■ WHAT IS ASKED ■
Locate the lines that hold the string "Monthly". Copy every such line.

■ TASK DATA ■
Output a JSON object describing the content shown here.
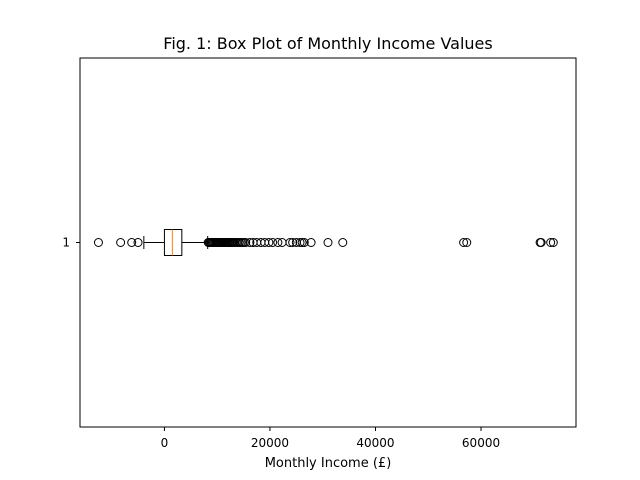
{
  "chart_data": {
    "type": "boxplot",
    "title": "Fig. 1: Box Plot of Monthly Income Values",
    "xlabel": "Monthly Income (£)",
    "ylabel": "",
    "orientation": "horizontal",
    "xlim": [
      -16000,
      78000
    ],
    "x_ticks": [
      0,
      20000,
      40000,
      60000
    ],
    "y_ticks": [
      "1"
    ],
    "grid": false,
    "series": [
      {
        "category": "1",
        "whisker_low": -3900,
        "q1": 0,
        "median": 1500,
        "q3": 3300,
        "whisker_high": 8200,
        "outliers_low": [
          -12500,
          -8300,
          -6200,
          -5000
        ],
        "outliers_high": [
          8300,
          8500,
          8700,
          8900,
          9100,
          9300,
          9500,
          9700,
          9900,
          10100,
          10300,
          10500,
          10700,
          10900,
          11100,
          11300,
          11500,
          11700,
          11900,
          12100,
          12300,
          12500,
          12700,
          12900,
          13100,
          13300,
          13600,
          13900,
          14200,
          14500,
          14800,
          15100,
          15400,
          16200,
          16800,
          17500,
          18300,
          19000,
          19800,
          20500,
          21500,
          22300,
          23800,
          24300,
          25000,
          25700,
          26100,
          26500,
          27800,
          31000,
          33800,
          56700,
          57300,
          71200,
          71400,
          73200,
          73700
        ]
      }
    ],
    "colors": {
      "box": "#000000",
      "median": "#ff7f0e",
      "outlier": "#000000"
    }
  }
}
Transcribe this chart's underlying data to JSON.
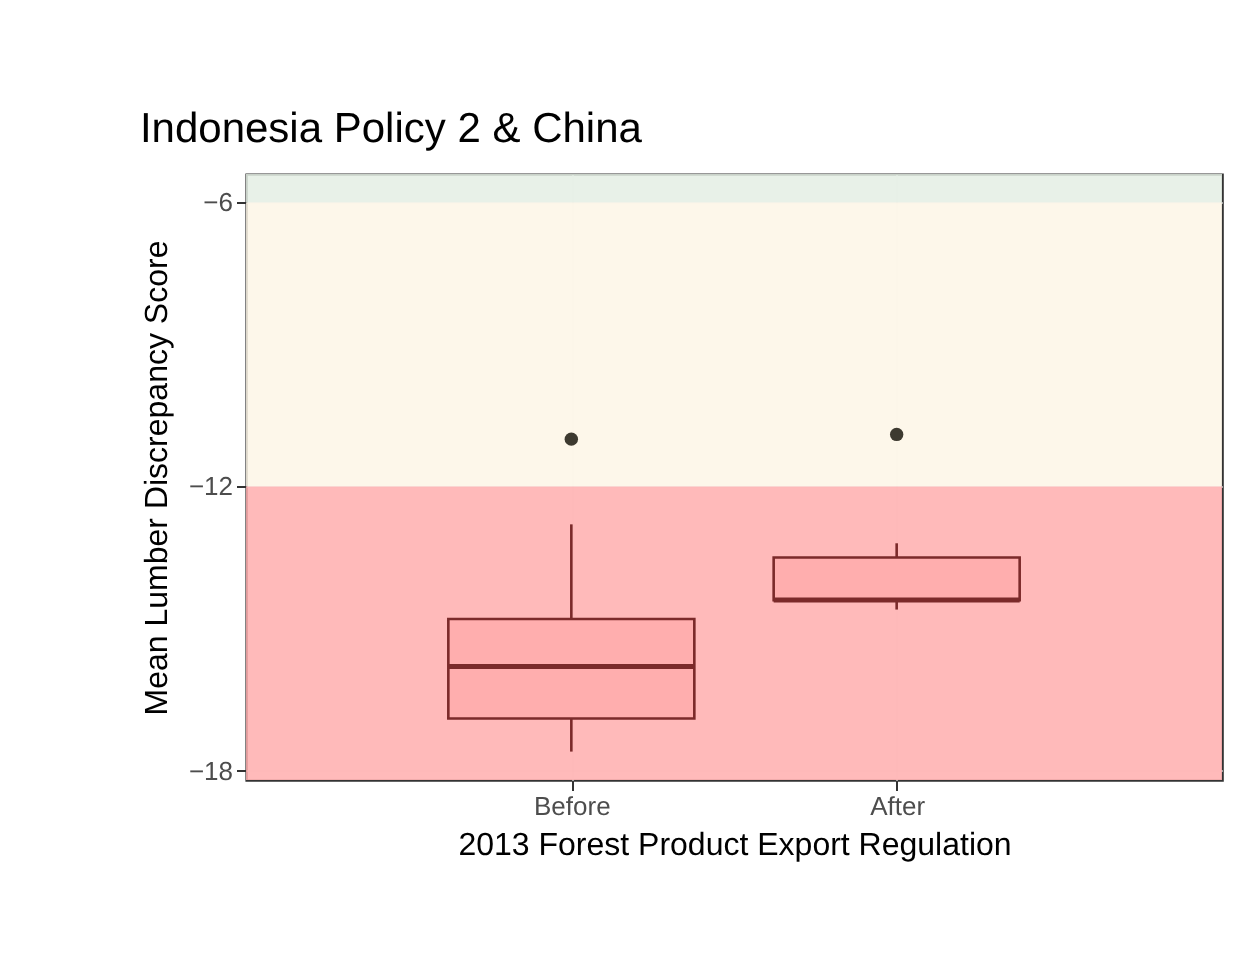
{
  "chart_data": {
    "type": "box",
    "title": "Indonesia Policy 2 & China",
    "xlabel": "2013 Forest Product Export Regulation",
    "ylabel": "Mean Lumber Discrepancy Score",
    "categories": [
      "Before",
      "After"
    ],
    "boxes": [
      {
        "low": -17.6,
        "q1": -16.9,
        "median": -15.8,
        "q3": -14.8,
        "high": -12.8,
        "outliers": [
          -11.0
        ]
      },
      {
        "low": -14.6,
        "q1": -14.4,
        "median": -14.4,
        "q3": -13.5,
        "high": -13.2,
        "outliers": [
          -10.9
        ]
      }
    ],
    "color": "#7b2a2a",
    "ylim": [
      -18.2,
      -5.4
    ],
    "yticks": [
      -6,
      -12,
      -18
    ],
    "grid": true,
    "bands": [
      {
        "axis": "y",
        "from": -6,
        "to": -5.4,
        "color": "#e4efe4"
      },
      {
        "axis": "y",
        "from": -12,
        "to": -6,
        "color": "#fdf6e6"
      },
      {
        "axis": "y",
        "from": -18.2,
        "to": -12,
        "color": "#ffaeae"
      }
    ]
  }
}
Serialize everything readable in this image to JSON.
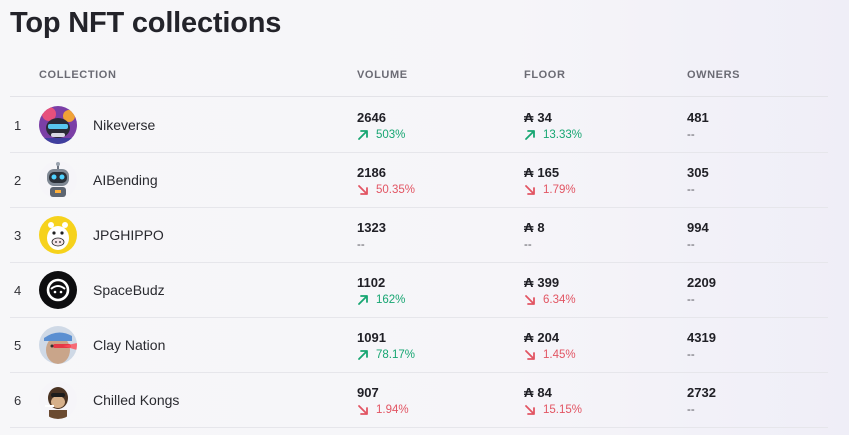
{
  "page": {
    "title": "Top NFT collections"
  },
  "columns": {
    "collection": "COLLECTION",
    "volume": "VOLUME",
    "floor": "FLOOR",
    "owners": "OWNERS"
  },
  "currency_symbol": "₳",
  "colors": {
    "up": "#17a672",
    "down": "#e25563",
    "accent_text": "#23232a"
  },
  "rows": [
    {
      "rank": "1",
      "name": "Nikeverse",
      "avatar_icon": "nikeverse-avatar-icon",
      "volume": "2646",
      "volume_change": "503%",
      "volume_dir": "up",
      "floor": "34",
      "floor_change": "13.33%",
      "floor_dir": "up",
      "owners": "481",
      "owners_change": "--"
    },
    {
      "rank": "2",
      "name": "AIBending",
      "avatar_icon": "robot-avatar-icon",
      "volume": "2186",
      "volume_change": "50.35%",
      "volume_dir": "down",
      "floor": "165",
      "floor_change": "1.79%",
      "floor_dir": "down",
      "owners": "305",
      "owners_change": "--"
    },
    {
      "rank": "3",
      "name": "JPGHIPPO",
      "avatar_icon": "hippo-avatar-icon",
      "volume": "1323",
      "volume_change": "--",
      "volume_dir": "none",
      "floor": "8",
      "floor_change": "--",
      "floor_dir": "none",
      "owners": "994",
      "owners_change": "--"
    },
    {
      "rank": "4",
      "name": "SpaceBudz",
      "avatar_icon": "astronaut-helmet-avatar-icon",
      "volume": "1102",
      "volume_change": "162%",
      "volume_dir": "up",
      "floor": "399",
      "floor_change": "6.34%",
      "floor_dir": "down",
      "owners": "2209",
      "owners_change": "--"
    },
    {
      "rank": "5",
      "name": "Clay Nation",
      "avatar_icon": "clay-character-avatar-icon",
      "volume": "1091",
      "volume_change": "78.17%",
      "volume_dir": "up",
      "floor": "204",
      "floor_change": "1.45%",
      "floor_dir": "down",
      "owners": "4319",
      "owners_change": "--"
    },
    {
      "rank": "6",
      "name": "Chilled Kongs",
      "avatar_icon": "kong-avatar-icon",
      "volume": "907",
      "volume_change": "1.94%",
      "volume_dir": "down",
      "floor": "84",
      "floor_change": "15.15%",
      "floor_dir": "down",
      "owners": "2732",
      "owners_change": "--"
    }
  ]
}
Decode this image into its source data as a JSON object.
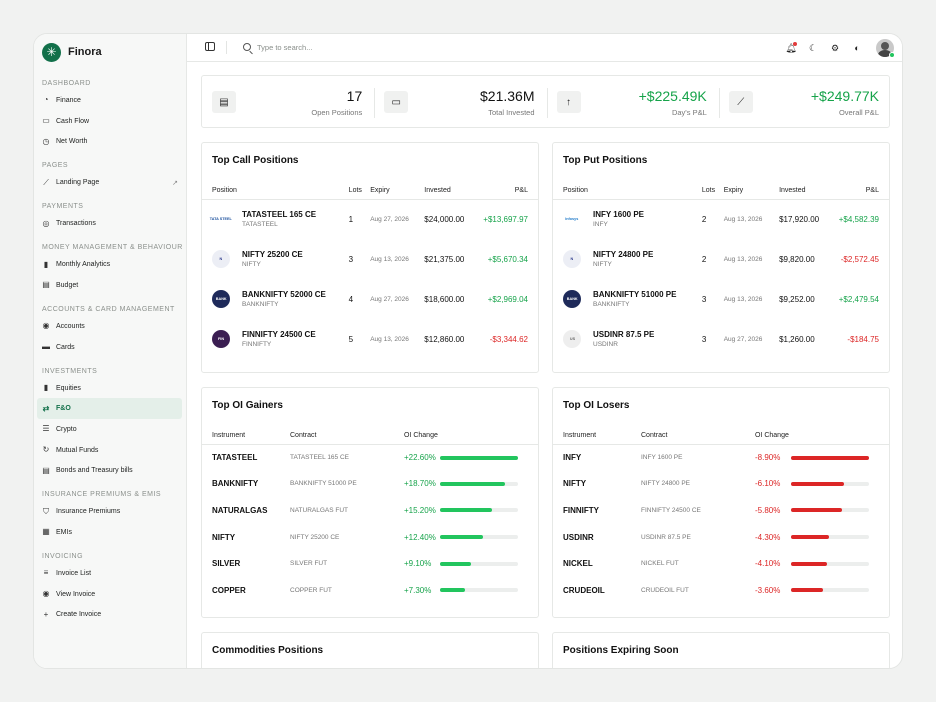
{
  "app": {
    "name": "Finora"
  },
  "sidebar": {
    "sections": [
      {
        "title": "DASHBOARD",
        "items": [
          {
            "label": "Finance",
            "icon": "gauge-icon"
          },
          {
            "label": "Cash Flow",
            "icon": "wallet-icon"
          },
          {
            "label": "Net Worth",
            "icon": "clock-icon"
          }
        ]
      },
      {
        "title": "PAGES",
        "items": [
          {
            "label": "Landing Page",
            "icon": "chart-line-icon",
            "external": true
          }
        ]
      },
      {
        "title": "PAYMENTS",
        "items": [
          {
            "label": "Transactions",
            "icon": "coin-icon"
          }
        ]
      },
      {
        "title": "MONEY MANAGEMENT & BEHAVIOUR",
        "items": [
          {
            "label": "Monthly Analytics",
            "icon": "bars-icon"
          },
          {
            "label": "Budget",
            "icon": "clipboard-icon"
          }
        ]
      },
      {
        "title": "ACCOUNTS & CARD MANAGEMENT",
        "items": [
          {
            "label": "Accounts",
            "icon": "user-icon"
          },
          {
            "label": "Cards",
            "icon": "card-icon"
          }
        ]
      },
      {
        "title": "INVESTMENTS",
        "items": [
          {
            "label": "Equities",
            "icon": "bars-icon"
          },
          {
            "label": "F&O",
            "icon": "swap-icon",
            "active": true
          },
          {
            "label": "Crypto",
            "icon": "coin-stack-icon"
          },
          {
            "label": "Mutual Funds",
            "icon": "refresh-icon"
          },
          {
            "label": "Bonds and Treasury bills",
            "icon": "document-icon"
          }
        ]
      },
      {
        "title": "INSURANCE PREMIUMS & EMIS",
        "items": [
          {
            "label": "Insurance Premiums",
            "icon": "shield-icon"
          },
          {
            "label": "EMIs",
            "icon": "calendar-icon"
          }
        ]
      },
      {
        "title": "INVOICING",
        "items": [
          {
            "label": "Invoice List",
            "icon": "list-icon"
          },
          {
            "label": "View Invoice",
            "icon": "eye-icon"
          },
          {
            "label": "Create Invoice",
            "icon": "plus-icon"
          }
        ]
      }
    ]
  },
  "topbar": {
    "search_placeholder": "Type to search..."
  },
  "stats": [
    {
      "value": "17",
      "label": "Open Positions",
      "icon": "document-icon",
      "positive": false
    },
    {
      "value": "$21.36M",
      "label": "Total Invested",
      "icon": "wallet-icon",
      "positive": false
    },
    {
      "value": "+$225.49K",
      "label": "Day's P&L",
      "icon": "arrow-up-icon",
      "positive": true
    },
    {
      "value": "+$249.77K",
      "label": "Overall P&L",
      "icon": "chart-line-icon",
      "positive": true
    }
  ],
  "call_positions": {
    "title": "Top Call Positions",
    "columns": [
      "Position",
      "Lots",
      "Expiry",
      "Invested",
      "P&L"
    ],
    "rows": [
      {
        "name": "TATASTEEL 165 CE",
        "sub": "TATASTEEL",
        "lots": "1",
        "expiry": "Aug 27, 2026",
        "invested": "$24,000.00",
        "pnl": "+$13,697.97",
        "positive": true,
        "logo": "TATA STEEL",
        "logo_bg": "#ffffff",
        "logo_fg": "#1a4f9c"
      },
      {
        "name": "NIFTY 25200 CE",
        "sub": "NIFTY",
        "lots": "3",
        "expiry": "Aug 13, 2026",
        "invested": "$21,375.00",
        "pnl": "+$5,670.34",
        "positive": true,
        "logo": "N",
        "logo_bg": "#eceef5",
        "logo_fg": "#2d3a8c"
      },
      {
        "name": "BANKNIFTY 52000 CE",
        "sub": "BANKNIFTY",
        "lots": "4",
        "expiry": "Aug 27, 2026",
        "invested": "$18,600.00",
        "pnl": "+$2,969.04",
        "positive": true,
        "logo": "BANK",
        "logo_bg": "#1e2a5a",
        "logo_fg": "#ffffff"
      },
      {
        "name": "FINNIFTY 24500 CE",
        "sub": "FINNIFTY",
        "lots": "5",
        "expiry": "Aug 13, 2026",
        "invested": "$12,860.00",
        "pnl": "-$3,344.62",
        "positive": false,
        "logo": "FIN",
        "logo_bg": "#3b1e52",
        "logo_fg": "#ffffff"
      }
    ]
  },
  "put_positions": {
    "title": "Top Put Positions",
    "columns": [
      "Position",
      "Lots",
      "Expiry",
      "Invested",
      "P&L"
    ],
    "rows": [
      {
        "name": "INFY 1600 PE",
        "sub": "INFY",
        "lots": "2",
        "expiry": "Aug 13, 2026",
        "invested": "$17,920.00",
        "pnl": "+$4,582.39",
        "positive": true,
        "logo": "Infosys",
        "logo_bg": "#ffffff",
        "logo_fg": "#1f7ac9"
      },
      {
        "name": "NIFTY 24800 PE",
        "sub": "NIFTY",
        "lots": "2",
        "expiry": "Aug 13, 2026",
        "invested": "$9,820.00",
        "pnl": "-$2,572.45",
        "positive": false,
        "logo": "N",
        "logo_bg": "#eceef5",
        "logo_fg": "#2d3a8c"
      },
      {
        "name": "BANKNIFTY 51000 PE",
        "sub": "BANKNIFTY",
        "lots": "3",
        "expiry": "Aug 13, 2026",
        "invested": "$9,252.00",
        "pnl": "+$2,479.54",
        "positive": true,
        "logo": "BANK",
        "logo_bg": "#1e2a5a",
        "logo_fg": "#ffffff"
      },
      {
        "name": "USDINR 87.5 PE",
        "sub": "USDINR",
        "lots": "3",
        "expiry": "Aug 27, 2026",
        "invested": "$1,260.00",
        "pnl": "-$184.75",
        "positive": false,
        "logo": "US",
        "logo_bg": "#eeeeee",
        "logo_fg": "#666666"
      }
    ]
  },
  "oi_gainers": {
    "title": "Top OI Gainers",
    "columns": [
      "Instrument",
      "Contract",
      "OI Change"
    ],
    "rows": [
      {
        "instrument": "TATASTEEL",
        "contract": "TATASTEEL 165 CE",
        "change": "+22.60%",
        "pct": 22.6
      },
      {
        "instrument": "BANKNIFTY",
        "contract": "BANKNIFTY 51000 PE",
        "change": "+18.70%",
        "pct": 18.7
      },
      {
        "instrument": "NATURALGAS",
        "contract": "NATURALGAS FUT",
        "change": "+15.20%",
        "pct": 15.2
      },
      {
        "instrument": "NIFTY",
        "contract": "NIFTY 25200 CE",
        "change": "+12.40%",
        "pct": 12.4
      },
      {
        "instrument": "SILVER",
        "contract": "SILVER FUT",
        "change": "+9.10%",
        "pct": 9.1
      },
      {
        "instrument": "COPPER",
        "contract": "COPPER FUT",
        "change": "+7.30%",
        "pct": 7.3
      }
    ]
  },
  "oi_losers": {
    "title": "Top OI Losers",
    "columns": [
      "Instrument",
      "Contract",
      "OI Change"
    ],
    "rows": [
      {
        "instrument": "INFY",
        "contract": "INFY 1600 PE",
        "change": "-8.90%",
        "pct": 8.9
      },
      {
        "instrument": "NIFTY",
        "contract": "NIFTY 24800 PE",
        "change": "-6.10%",
        "pct": 6.1
      },
      {
        "instrument": "FINNIFTY",
        "contract": "FINNIFTY 24500 CE",
        "change": "-5.80%",
        "pct": 5.8
      },
      {
        "instrument": "USDINR",
        "contract": "USDINR 87.5 PE",
        "change": "-4.30%",
        "pct": 4.3
      },
      {
        "instrument": "NICKEL",
        "contract": "NICKEL FUT",
        "change": "-4.10%",
        "pct": 4.1
      },
      {
        "instrument": "CRUDEOIL",
        "contract": "CRUDEOIL FUT",
        "change": "-3.60%",
        "pct": 3.6
      }
    ]
  },
  "bottom": {
    "commodities_title": "Commodities Positions",
    "expiring_title": "Positions Expiring Soon"
  },
  "colors": {
    "accent": "#12704a",
    "positive": "#16a34a",
    "negative": "#dc2626",
    "gain_bar": "#22c55e",
    "loss_bar": "#dc2626"
  }
}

■ TASK RESULT ■
    "title": "Fig. 1: Box Plot of Monthly Income Values",
    "xlabel": "Monthly Income (£)",
            "label": "Monthly Analytics",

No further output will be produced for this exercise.